▶ _PROBLEMS TO WORK ON_
(1) From the excerpt about financial thermostats, list every amount it gives as a possible level for comfortably built-up savings.
(2) Carry on the excerpt about financial thermostats, starting right after its last sentence.

And you might feel comfortable earning $50,000 a year or $100,000 a year. But every time you try to go beyond your financial setpoint, like let’s say you wanted to earn 120 or $125,000 a year, there might be something that comes to sabotage your income and suck the money away. Unexpected expense, or you don’t feel comfortable having that much money.
So you, I don’t know, you sign up for a program or a course or you go and fritter away the money on like a new car that you didn’t really need or something like that, right? Because your setpoint is $100,000. And you haven’t yet readjusted or recalibrated your financial thermostat to allow you to comfortably earn more money.
Similarly, you have an amount of money where your financial thermostat is set for savings. So you might have $0 in your bank account for savings because every time you build a financial buffer in your account so that you have a cushion for a rainy day, an unexpected expense, or even something that you know is coming in the future, something happens to whisk away that money.
So all of the sudden your savings goes back to zero. And for you to get your savings comfortably to 1,000, or 2,000, or 5,000, or $10,000, whatever the number you would like it to be at, it requires you to reprogram and recalibrate your financial thermostat.
And the final financial thermostat that we’ll talk about is debt. And there are actually people who feel very comfortable having debt. And when they try to get out of debt something happens that automatically knocks them back into debt. Like it feels very comfortable, it’s who they are to owe other people money, or to owe the bank, to owe the credit card companies.

Bounding box entries
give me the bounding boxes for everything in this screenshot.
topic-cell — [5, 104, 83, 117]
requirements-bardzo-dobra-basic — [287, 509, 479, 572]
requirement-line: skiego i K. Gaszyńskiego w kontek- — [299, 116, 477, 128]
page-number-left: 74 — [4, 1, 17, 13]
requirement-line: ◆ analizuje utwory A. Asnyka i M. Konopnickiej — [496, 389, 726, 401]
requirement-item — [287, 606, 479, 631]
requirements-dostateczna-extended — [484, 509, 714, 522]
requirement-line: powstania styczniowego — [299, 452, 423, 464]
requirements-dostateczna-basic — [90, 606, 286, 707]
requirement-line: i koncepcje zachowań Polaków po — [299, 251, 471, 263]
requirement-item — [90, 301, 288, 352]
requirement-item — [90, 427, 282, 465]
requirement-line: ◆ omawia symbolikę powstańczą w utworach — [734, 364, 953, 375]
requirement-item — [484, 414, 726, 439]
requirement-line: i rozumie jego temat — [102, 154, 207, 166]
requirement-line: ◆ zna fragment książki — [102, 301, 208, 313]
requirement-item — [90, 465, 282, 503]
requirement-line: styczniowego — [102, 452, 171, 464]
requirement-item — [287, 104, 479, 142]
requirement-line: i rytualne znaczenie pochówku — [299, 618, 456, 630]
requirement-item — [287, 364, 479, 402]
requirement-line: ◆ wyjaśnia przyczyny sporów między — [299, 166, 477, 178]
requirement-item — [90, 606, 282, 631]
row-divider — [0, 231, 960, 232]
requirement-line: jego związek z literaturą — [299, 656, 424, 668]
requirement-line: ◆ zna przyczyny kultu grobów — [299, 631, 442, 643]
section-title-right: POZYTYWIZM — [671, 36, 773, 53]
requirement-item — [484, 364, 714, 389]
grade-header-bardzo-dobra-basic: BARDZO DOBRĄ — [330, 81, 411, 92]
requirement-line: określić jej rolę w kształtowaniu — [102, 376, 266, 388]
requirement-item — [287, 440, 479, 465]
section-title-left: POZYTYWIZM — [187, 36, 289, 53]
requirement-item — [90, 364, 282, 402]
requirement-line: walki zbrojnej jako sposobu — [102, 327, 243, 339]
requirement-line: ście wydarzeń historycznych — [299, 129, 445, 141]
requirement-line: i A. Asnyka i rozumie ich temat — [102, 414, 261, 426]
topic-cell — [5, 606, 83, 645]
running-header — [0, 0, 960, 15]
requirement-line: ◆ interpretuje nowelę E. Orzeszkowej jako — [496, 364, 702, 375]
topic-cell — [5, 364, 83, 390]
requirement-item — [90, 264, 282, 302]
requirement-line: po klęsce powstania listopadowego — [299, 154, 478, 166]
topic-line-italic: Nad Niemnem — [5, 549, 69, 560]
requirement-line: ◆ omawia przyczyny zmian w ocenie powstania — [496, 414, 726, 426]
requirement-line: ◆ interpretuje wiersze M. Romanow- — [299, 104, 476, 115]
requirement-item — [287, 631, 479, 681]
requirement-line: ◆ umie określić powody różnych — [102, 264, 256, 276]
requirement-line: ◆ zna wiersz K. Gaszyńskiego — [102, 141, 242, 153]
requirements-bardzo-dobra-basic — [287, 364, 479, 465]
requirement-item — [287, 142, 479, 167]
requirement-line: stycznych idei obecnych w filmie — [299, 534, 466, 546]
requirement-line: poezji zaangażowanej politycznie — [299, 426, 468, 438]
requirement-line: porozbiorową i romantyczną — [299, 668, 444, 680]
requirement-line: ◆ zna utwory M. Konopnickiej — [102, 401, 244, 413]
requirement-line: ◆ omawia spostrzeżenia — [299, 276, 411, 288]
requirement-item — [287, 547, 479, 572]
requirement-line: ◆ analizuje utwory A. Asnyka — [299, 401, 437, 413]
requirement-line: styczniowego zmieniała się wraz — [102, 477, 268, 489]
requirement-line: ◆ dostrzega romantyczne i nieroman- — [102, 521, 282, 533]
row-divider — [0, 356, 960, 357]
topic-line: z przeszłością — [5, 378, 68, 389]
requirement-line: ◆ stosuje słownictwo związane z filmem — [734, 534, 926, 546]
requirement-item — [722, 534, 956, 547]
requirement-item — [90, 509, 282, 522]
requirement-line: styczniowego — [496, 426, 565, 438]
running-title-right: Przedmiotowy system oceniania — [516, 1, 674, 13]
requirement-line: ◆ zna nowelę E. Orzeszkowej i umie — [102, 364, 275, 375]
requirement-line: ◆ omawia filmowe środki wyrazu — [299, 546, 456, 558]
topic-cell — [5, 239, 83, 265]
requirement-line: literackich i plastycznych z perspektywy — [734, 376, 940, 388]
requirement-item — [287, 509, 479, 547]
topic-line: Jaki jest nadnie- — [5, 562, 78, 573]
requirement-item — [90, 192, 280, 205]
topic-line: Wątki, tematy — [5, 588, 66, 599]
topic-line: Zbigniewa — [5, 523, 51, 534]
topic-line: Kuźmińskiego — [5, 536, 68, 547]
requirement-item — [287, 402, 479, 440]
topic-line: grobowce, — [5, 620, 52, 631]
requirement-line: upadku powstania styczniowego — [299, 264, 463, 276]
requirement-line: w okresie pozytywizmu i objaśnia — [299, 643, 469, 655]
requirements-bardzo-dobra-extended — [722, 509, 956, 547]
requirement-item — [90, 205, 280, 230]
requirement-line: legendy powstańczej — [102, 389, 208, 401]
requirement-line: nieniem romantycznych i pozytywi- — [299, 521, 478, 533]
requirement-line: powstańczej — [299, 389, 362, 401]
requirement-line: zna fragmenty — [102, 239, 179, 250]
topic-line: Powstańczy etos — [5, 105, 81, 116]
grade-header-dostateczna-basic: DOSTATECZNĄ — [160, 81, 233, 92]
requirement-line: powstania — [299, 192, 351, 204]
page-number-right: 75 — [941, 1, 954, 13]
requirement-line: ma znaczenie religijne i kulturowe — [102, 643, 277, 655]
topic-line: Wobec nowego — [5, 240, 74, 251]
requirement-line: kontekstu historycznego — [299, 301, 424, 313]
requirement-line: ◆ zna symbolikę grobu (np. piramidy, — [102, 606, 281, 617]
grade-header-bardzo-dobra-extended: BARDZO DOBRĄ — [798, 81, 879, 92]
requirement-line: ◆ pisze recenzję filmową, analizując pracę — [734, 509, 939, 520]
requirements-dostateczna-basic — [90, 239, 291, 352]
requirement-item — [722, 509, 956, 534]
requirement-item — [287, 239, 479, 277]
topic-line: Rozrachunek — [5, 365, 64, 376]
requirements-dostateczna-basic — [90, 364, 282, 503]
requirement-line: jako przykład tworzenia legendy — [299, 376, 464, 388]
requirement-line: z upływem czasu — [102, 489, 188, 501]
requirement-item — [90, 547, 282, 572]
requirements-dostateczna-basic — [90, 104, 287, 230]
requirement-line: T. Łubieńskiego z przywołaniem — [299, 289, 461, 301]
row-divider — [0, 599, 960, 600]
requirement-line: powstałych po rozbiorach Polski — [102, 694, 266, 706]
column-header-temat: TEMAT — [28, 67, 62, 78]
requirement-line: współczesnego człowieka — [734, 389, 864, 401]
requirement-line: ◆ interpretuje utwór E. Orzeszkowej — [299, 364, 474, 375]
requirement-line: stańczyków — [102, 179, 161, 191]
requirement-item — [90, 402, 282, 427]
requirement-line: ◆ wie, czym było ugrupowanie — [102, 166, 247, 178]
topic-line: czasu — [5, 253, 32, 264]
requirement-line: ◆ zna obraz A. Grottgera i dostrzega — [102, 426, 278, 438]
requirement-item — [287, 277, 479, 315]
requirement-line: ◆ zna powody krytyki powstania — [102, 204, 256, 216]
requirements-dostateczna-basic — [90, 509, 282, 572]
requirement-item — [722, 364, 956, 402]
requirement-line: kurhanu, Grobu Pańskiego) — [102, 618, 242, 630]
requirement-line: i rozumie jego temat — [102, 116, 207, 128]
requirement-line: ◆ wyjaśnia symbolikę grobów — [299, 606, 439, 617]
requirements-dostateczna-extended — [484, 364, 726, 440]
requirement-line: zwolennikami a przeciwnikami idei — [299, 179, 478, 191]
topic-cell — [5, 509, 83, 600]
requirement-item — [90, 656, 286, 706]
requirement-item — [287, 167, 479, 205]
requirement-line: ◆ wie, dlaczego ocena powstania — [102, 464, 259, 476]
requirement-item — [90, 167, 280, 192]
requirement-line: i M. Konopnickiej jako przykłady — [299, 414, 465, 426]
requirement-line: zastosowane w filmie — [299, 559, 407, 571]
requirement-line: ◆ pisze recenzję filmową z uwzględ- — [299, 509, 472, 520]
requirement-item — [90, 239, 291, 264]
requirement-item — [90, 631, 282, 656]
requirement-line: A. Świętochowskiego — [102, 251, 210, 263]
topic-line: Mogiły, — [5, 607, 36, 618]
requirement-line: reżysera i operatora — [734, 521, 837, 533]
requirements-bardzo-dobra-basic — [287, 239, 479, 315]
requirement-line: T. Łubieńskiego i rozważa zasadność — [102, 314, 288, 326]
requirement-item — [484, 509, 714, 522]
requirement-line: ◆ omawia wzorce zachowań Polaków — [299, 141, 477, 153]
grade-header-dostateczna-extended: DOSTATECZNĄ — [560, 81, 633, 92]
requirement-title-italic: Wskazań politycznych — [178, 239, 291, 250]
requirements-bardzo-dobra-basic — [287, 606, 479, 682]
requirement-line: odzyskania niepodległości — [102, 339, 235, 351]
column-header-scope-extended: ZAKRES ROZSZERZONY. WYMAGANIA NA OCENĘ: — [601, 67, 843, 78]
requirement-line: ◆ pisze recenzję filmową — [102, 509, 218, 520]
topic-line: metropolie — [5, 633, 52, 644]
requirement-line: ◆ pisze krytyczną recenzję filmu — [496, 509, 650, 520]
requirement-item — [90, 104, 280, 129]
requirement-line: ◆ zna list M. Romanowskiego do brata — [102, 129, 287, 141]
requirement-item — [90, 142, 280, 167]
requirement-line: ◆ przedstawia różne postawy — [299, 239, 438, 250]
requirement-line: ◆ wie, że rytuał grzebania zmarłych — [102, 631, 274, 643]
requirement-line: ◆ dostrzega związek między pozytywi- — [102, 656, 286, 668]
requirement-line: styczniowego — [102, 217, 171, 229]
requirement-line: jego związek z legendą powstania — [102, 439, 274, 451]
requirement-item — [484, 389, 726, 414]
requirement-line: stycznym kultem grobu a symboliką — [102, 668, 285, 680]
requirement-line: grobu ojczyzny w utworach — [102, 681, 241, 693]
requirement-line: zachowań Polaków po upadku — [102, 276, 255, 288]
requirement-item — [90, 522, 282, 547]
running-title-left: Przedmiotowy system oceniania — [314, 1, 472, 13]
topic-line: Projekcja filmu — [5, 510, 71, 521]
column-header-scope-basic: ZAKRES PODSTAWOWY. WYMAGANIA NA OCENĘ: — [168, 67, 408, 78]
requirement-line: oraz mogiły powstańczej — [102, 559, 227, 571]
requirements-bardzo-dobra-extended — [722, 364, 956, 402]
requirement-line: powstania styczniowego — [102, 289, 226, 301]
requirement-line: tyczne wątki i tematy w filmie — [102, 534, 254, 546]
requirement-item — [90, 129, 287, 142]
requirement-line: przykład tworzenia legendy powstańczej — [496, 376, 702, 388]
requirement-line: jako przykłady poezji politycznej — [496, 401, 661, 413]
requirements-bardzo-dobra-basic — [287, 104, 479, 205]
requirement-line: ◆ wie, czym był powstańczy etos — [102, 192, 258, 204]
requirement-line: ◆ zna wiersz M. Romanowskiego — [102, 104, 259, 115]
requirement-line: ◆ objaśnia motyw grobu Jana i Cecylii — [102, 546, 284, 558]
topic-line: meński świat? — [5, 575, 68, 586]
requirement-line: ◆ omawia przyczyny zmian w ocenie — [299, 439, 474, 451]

▶ _FINAL RESULTS_
(1) 1,000; 2,000; 5,000; $10,000

(2)
And when they see that they don’t have any debt on the books because they’ve successfully paid it off, they just without even noticing it, unconsciously they go and they spend money to create debt because it feels comfortable. That’s the setting of their financial thermostat for debt.
And in fact, 10 years ago I was giving a workshop to a bunch of students on financial management and financial literacy. And I was talking about this concept of debt and having a setpoint, and one of the students said me, “That’s exactly my parents. They always oscillated between minus $5,000 and zero. And every time the count went up to zero, they didn’t have any debt, they did something to create more debt.”
It was fascinating, they could never create zero to plus 5,000, it always had to be zero to minus 5,000. And he was this beautiful example in front of my eyes that, yes, there is a financial setpoint for debt.
All right, so your financial set points are not a mystery. They are exactly where you are today. So whatever level of income you feel comfortable having, that’s the amount of income that you have today, that is your financial setpoint. Whatever amount of savings feels comfortable for you in your nervous system. That’s the amount of savings that you have today. And whatever amount of debt feels comfortable for you, that’s where your financial setpoint is set today.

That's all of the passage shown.